(Text content records for pages)

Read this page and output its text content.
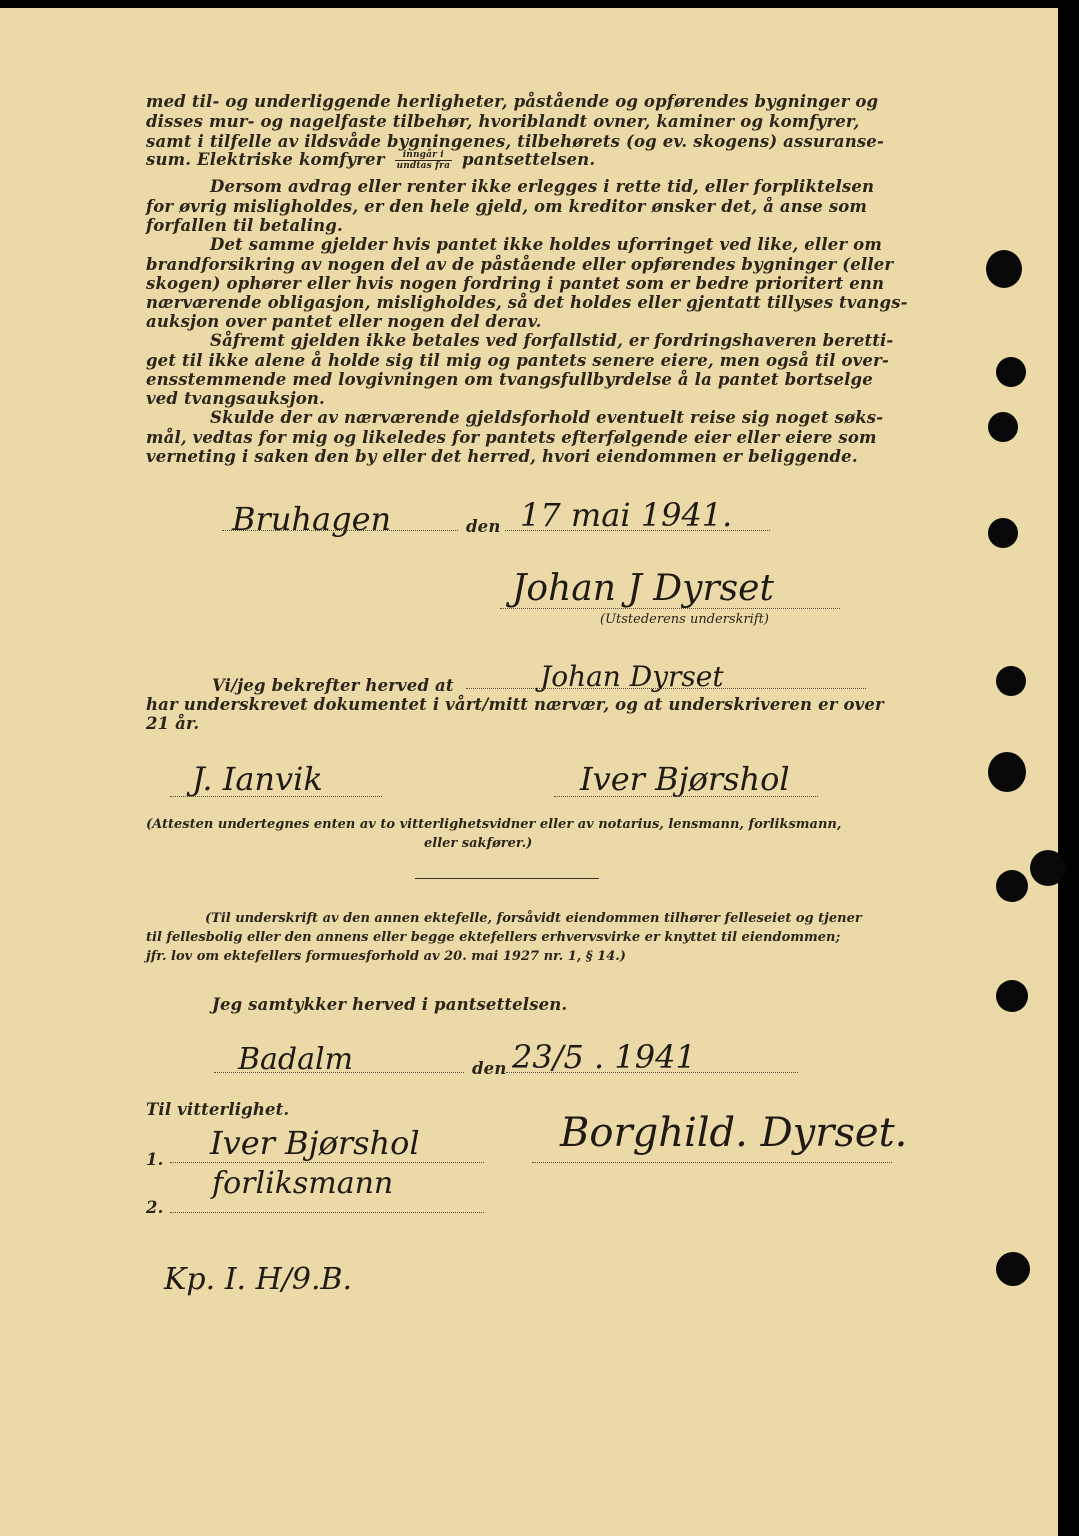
med til- og underliggende herligheter, påstående og opførendes bygninger og
disses mur- og nagelfaste tilbehør, hvoriblandt ovner, kaminer og komfyrer,
samt i tilfelle av ildsvåde bygningenes, tilbehørets (og ev. skogens) assuranse-
sum. Elektriske komfyrer $\frac{\text{inngår i}}{\text{undtas fra}}$ pantsettelsen.
Dersom avdrag eller renter ikke erlegges i rette tid, eller forpliktelsen
for øvrig misligholdes, er den hele gjeld, om kreditor ønsker det, å anse som
forfallen til betaling.
Det samme gjelder hvis pantet ikke holdes uforringet ved like, eller om
brandforsikring av nogen del av de påstående eller opførendes bygninger (eller
skogen) ophører eller hvis nogen fordring i pantet som er bedre prioritert enn
nærværende obligasjon, misligholdes, så det holdes eller gjentatt tillyses tvangs-
auksjon over pantet eller nogen del derav.
Såfremt gjelden ikke betales ved forfallstid, er fordringshaveren beretti-
get til ikke alene å holde sig til mig og pantets senere eiere, men også til over-
ensstemmende med lovgivningen om tvangsfullbyrdelse å la pantet bortselge
ved tvangsauksjon.
Skulde der av nærværende gjeldsforhold eventuelt reise sig noget søks-
mål, vedtas for mig og likeledes for pantets efterfølgende eier eller eiere som
verneting i saken den by eller det herred, hvori eiendommen er beliggende.
Bruhagen	den 17 mai 1941.
Johan J Dyrset
(Utstederens underskrift)
Vi/jeg bekrefter herved at	Johan Dyrset
har underskrevet dokumentet i vårt/mitt nærvær, og at underskriveren er over
21 år.
J. Ianvik	Iver Bjørshol
(Attesten undertegnes enten av to vitterlighetsvidner eller av notarius, lensmann, forliksmann,
eller sakfører.)
(Til underskrift av den annen ektefelle, forsåvidt eiendommen tilhører felleseiet og tjener
til fellesbolig eller den annens eller begge ektefellers erhvervsvirke er knyttet til eiendommen;
jfr. lov om ektefellers formuesforhold av 20. mai 1927 nr. 1, § 14.)
Jeg samtykker herved i pantsettelsen.
Badalm	den 23/5 . 1941
Til vitterlighet.
1. Iver Bjørshol	Borghild. Dyrset.
forliksmann
2.
Kp. I. H/9.B.
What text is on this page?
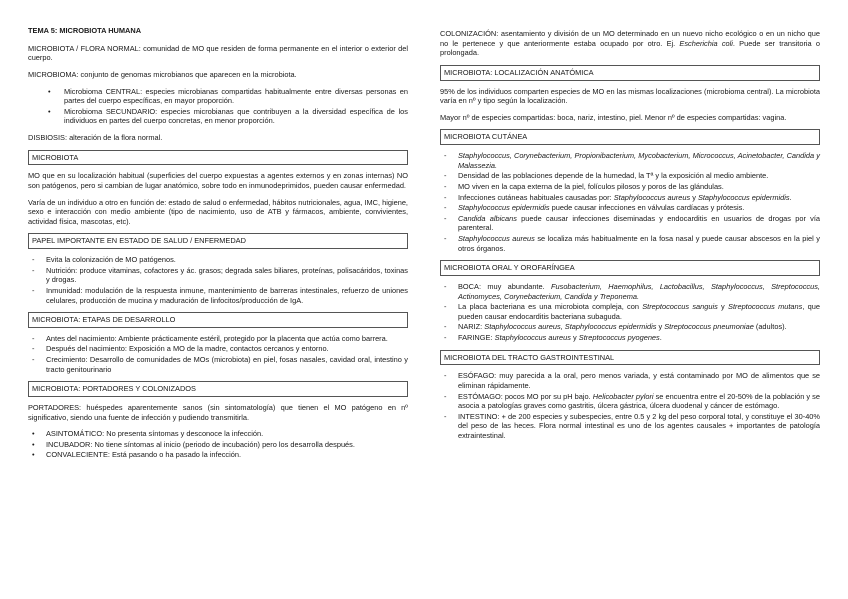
TEMA 5: MICROBIOTA HUMANA

MICROBIOTA / FLORA NORMAL: comunidad de MO que residen de forma permanente en el interior o exterior del cuerpo.

MICROBIOMA: conjunto de genomas microbianos que aparecen en la microbiota.

• Microbioma CENTRAL: especies microbianas compartidas habitualmente entre diversas personas en partes del cuerpo específicas, en mayor proporción.
• Microbioma SECUNDARIO: especies microbianas que contribuyen a la diversidad específica de los individuos en partes del cuerpo concretas, en menor proporción.

DISBIOSIS: alteración de la flora normal.

MICROBIOTA

MO que en su localización habitual (superficies del cuerpo expuestas a agentes externos y en zonas internas) NO son patógenos, pero si cambian de lugar anatómico, sobre todo en inmunodeprimidos, pueden causar enfermedad.

Varía de un individuo a otro en función de: estado de salud o enfermedad, hábitos nutricionales, agua, IMC, higiene, sexo e interacción con medio ambiente (tipo de nacimiento, uso de ATB y fármacos, ambiente, convivientes, actividad física, mascotas, etc).

PAPEL IMPORTANTE EN ESTADO DE SALUD / ENFERMEDAD
- Evita la colonización de MO patógenos.
- Nutrición: produce vitaminas, cofactores y ác. grasos; degrada sales biliares, proteínas, polisacáridos, toxinas y drogas.
- Inmunidad: modulación de la respuesta inmune, mantenimiento de barreras intestinales, refuerzo de uniones celulares, producción de mucina y maduración de linfocitos/producción de IgA.
MICROBIOTA: ETAPAS DE DESARROLLO
- Antes del nacimiento: Ambiente prácticamente estéril, protegido por la placenta que actúa como barrera.
- Después del nacimiento: Exposición a MO de la madre, contactos cercanos y entorno.
- Crecimiento: Desarrollo de comunidades de MOs (microbiota) en piel, fosas nasales, cavidad oral, intestino y tracto genitourinario
MICROBIOTA: PORTADORES Y COLONIZADOS

PORTADORES: huéspedes aparentemente sanos (sin sintomatología) que tienen el MO patógeno en nº significativo, siendo una fuente de infección y pudiendo transmitirla.

• ASINTOMÁTICO: No presenta síntomas y desconoce la infección.
• INCUBADOR: No tiene síntomas al inicio (periodo de incubación) pero los desarrolla después.
• CONVALECIENTE: Está pasando o ha pasado la infección.

COLONIZACIÓN: asentamiento y división de un MO determinado en un nuevo nicho ecológico o en un nicho que no le pertenece y que anteriormente estaba ocupado por otro. Ej. Escherichia coli. Puede ser transitoria o prolongada.

MICROBIOTA: LOCALIZACIÓN ANATÓMICA

95% de los individuos comparten especies de MO en las mismas localizaciones (microbioma central). La microbiota varía en nº y tipo según la localización.

Mayor nº de especies compartidas: boca, nariz, intestino, piel. Menor nº de especies compartidas: vagina.

MICROBIOTA CUTÁNEA
- Staphylococcus, Corynebacterium, Propionibacterium, Mycobacterium, Micrococcus, Acinetobacter, Candida y Malassezia.
- Densidad de las poblaciones depende de la humedad, la Tª y la exposición al medio ambiente.
- MO viven en la capa externa de la piel, folículos pilosos y poros de las glándulas.
- Infecciones cutáneas habituales causadas por: Staphylococcus aureus y Staphylococcus epidermidis.
- Staphylococcus epidermidis puede causar infecciones en válvulas cardíacas y prótesis.
- Candida albicans puede causar infecciones diseminadas y endocarditis en usuarios de drogas por vía parenteral.
- Staphylococcus aureus se localiza más habitualmente en la fosa nasal y puede causar abscesos en la piel y otros órganos.
MICROBIOTA ORAL Y OROFARÍNGEA
- BOCA: muy abundante. Fusobacterium, Haemophilus, Lactobacillus, Staphylococcus, Streptococcus, Actinomyces, Corynebacterium, Candida y Treponema.
- La placa bacteriana es una microbiota compleja, con Streptococcus sanguis y Streptococcus mutans, que pueden causar endocarditis bacteriana subaguda.
- NARIZ: Staphylococcus aureus, Staphylococcus epidermidis y Streptococcus pneumoniae (adultos).
- FARINGE: Staphylococcus aureus y Streptococcus pyogenes.
MICROBIOTA DEL TRACTO GASTROINTESTINAL
- ESÓFAGO: muy parecida a la oral, pero menos variada, y está contaminado por MO de alimentos que se eliminan rápidamente.
- ESTÓMAGO: pocos MO por su pH bajo. Helicobacter pylori se encuentra entre el 20-50% de la población y se asocia a patologías graves como gastritis, úlcera gástrica, úlcera duodenal y cáncer de estómago.
- INTESTINO: + de 200 especies y subespecies, entre 0.5 y 2 kg del peso corporal total, y constituye el 30-40% del peso de las heces. Flora normal intestinal es uno de los agentes causales + importantes de patología extraintestinal.
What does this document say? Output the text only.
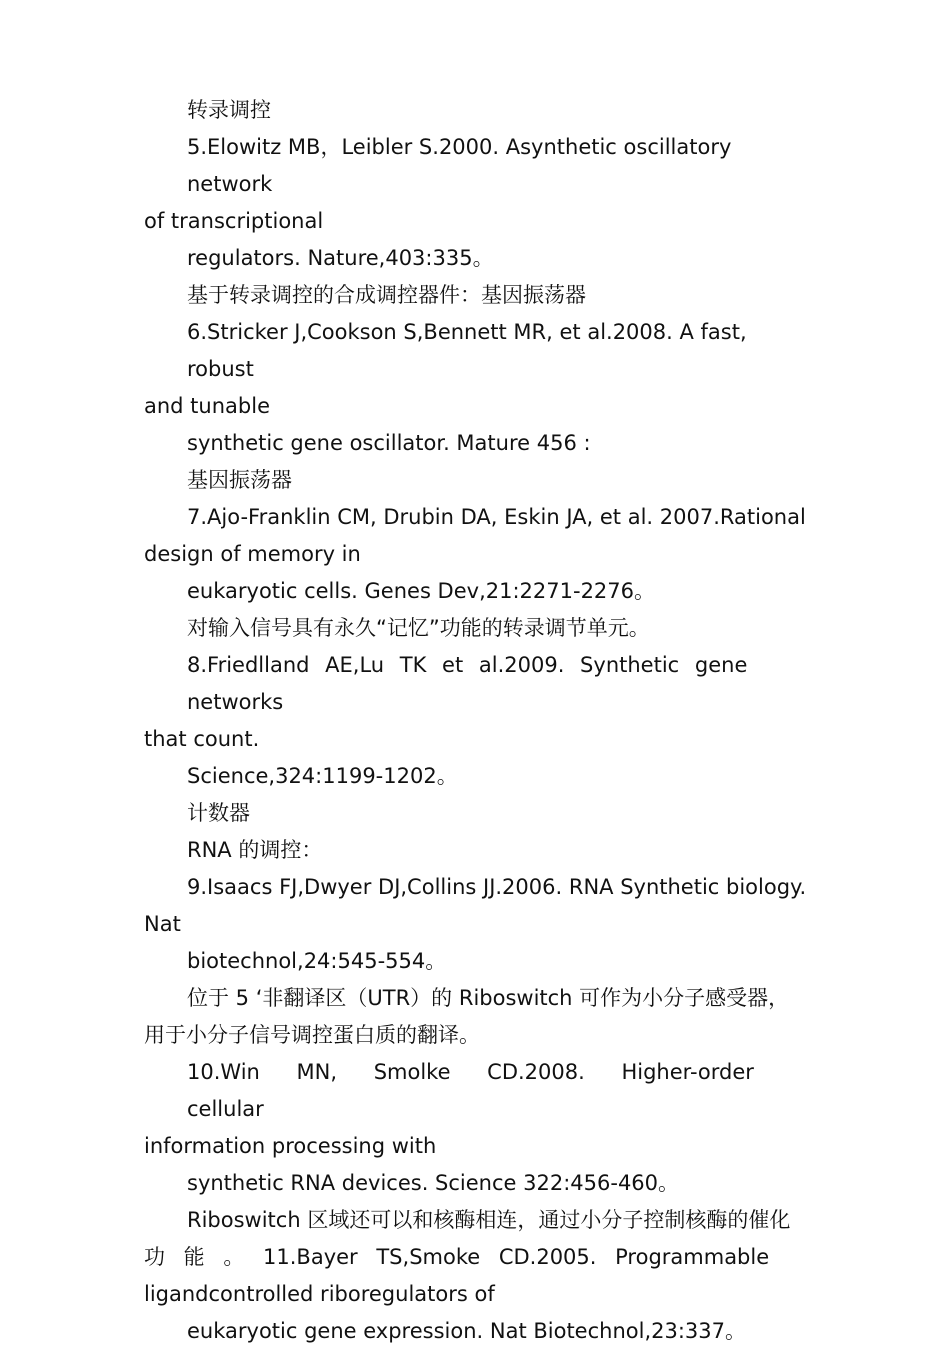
转录调控
5.Elowitz MB，Leibler S.2000. Asynthetic oscillatory network
of transcriptional
regulators. Nature,403:335。
基于转录调控的合成调控器件：基因振荡器
6.Stricker J,Cookson S,Bennett MR, et al.2008. A fast, robust
and tunable
synthetic gene oscillator. Mature 456 :
基因振荡器
7.Ajo-Franklin CM, Drubin DA, Eskin JA, et al. 2007.Rational
design of memory in
eukaryotic cells. Genes Dev,21:2271-2276。
对输入信号具有永久“记忆”功能的转录调节单元。
8.Friedlland AE,Lu TK et al.2009. Synthetic gene networks
that count.
Science,324:1199-1202。
计数器
RNA 的调控：
9.Isaacs FJ,Dwyer DJ,Collins JJ.2006. RNA Synthetic biology.
Nat
biotechnol,24:545-554。
位于 5 ‘非翻译区（UTR）的 Riboswitch 可作为小分子感受器，
用于小分子信号调控蛋白质的翻译。
10.Win MN, Smolke CD.2008. Higher-order cellular
information processing with
synthetic RNA devices. Science 322:456-460。
Riboswitch 区域还可以和核酶相连，通过小分子控制核酶的催化
功 能 。 11.Bayer TS,Smoke CD.2005. Programmable
ligandcontrolled riboregulators of
eukaryotic gene expression. Nat Biotechnol,23:337。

**WHAT THIS TASK INVOLVES:** If a line in the records above contains "PORTADORES", copy that line.

**SOLUTION TO THIS EXERCISE:**
MICROBIOTA: PORTADORES Y COLONIZADOS
PORTADORES: huéspedes aparentemente sanos (sin sintomatología) que tienen el MO patógeno en nº significativo, siendo una fuente de infección y pudiendo transmitirla.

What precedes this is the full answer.